_TASK PROMPT_
Pull out each line of the records holding the string "para".

Data listing
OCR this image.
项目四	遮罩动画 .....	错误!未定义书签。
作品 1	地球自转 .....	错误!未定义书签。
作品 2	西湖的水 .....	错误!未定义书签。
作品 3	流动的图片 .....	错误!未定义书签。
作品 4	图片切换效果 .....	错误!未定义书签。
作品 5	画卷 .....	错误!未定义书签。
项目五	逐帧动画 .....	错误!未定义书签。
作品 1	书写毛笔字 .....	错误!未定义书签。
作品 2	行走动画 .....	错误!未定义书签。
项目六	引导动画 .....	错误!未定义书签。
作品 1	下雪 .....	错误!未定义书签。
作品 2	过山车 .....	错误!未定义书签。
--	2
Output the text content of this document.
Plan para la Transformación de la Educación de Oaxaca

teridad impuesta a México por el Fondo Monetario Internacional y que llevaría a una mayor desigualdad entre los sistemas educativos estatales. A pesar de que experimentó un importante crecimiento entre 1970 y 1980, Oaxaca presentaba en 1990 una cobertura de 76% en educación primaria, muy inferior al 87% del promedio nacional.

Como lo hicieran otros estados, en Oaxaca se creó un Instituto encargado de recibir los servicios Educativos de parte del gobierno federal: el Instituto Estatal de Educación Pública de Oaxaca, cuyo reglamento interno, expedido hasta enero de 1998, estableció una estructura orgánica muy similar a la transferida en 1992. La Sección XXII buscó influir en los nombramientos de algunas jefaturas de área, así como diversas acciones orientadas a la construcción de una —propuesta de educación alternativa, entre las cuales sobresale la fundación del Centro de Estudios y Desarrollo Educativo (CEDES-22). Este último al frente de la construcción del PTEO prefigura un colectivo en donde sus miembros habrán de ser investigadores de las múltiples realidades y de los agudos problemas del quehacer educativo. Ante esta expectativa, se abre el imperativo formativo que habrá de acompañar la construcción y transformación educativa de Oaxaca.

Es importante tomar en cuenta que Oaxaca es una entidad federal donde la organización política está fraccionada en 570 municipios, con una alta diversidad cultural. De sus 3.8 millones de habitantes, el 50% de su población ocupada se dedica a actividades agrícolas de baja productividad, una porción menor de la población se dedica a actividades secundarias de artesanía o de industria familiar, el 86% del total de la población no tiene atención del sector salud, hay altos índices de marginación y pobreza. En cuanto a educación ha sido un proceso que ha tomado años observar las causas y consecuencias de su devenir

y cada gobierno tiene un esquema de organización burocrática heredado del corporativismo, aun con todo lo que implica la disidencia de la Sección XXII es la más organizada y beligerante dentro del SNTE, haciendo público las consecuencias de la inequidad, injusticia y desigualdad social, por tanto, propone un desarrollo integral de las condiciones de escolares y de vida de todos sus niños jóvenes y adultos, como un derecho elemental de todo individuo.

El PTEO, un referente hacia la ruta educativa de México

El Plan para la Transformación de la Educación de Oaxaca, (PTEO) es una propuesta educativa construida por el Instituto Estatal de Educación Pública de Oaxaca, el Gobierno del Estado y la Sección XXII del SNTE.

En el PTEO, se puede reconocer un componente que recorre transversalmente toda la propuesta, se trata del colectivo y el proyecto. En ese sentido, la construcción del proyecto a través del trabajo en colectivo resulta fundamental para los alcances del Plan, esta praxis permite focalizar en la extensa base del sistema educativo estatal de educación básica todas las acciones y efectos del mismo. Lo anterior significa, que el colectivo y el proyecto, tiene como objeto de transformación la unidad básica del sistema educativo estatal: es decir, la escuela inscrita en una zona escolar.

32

_FINISHED TASK_
Plan para la Transformación de la Educación de Oaxaca
El Plan para la Transformación de la Educación de Oaxaca, (PTEO) es una propuesta educativa construida por el Instituto Estatal de Educación Pública de Oaxaca, el Gobierno del Estado y la Sección XXII del SNTE.
En el PTEO, se puede reconocer un componente que recorre transversalmente toda la propuesta, se trata del colectivo y el proyecto. En ese sentido, la construcción del proyecto a través del trabajo en colectivo resulta fundamental para los alcances del Plan, esta praxis permite focalizar en la extensa base del sistema educativo estatal de educación básica todas las acciones y efectos del mismo. Lo anterior significa, que el colectivo y el proyecto, tiene como objeto de transformación la unidad básica del sistema educativo estatal: es decir, la escuela inscrita en una zona escolar.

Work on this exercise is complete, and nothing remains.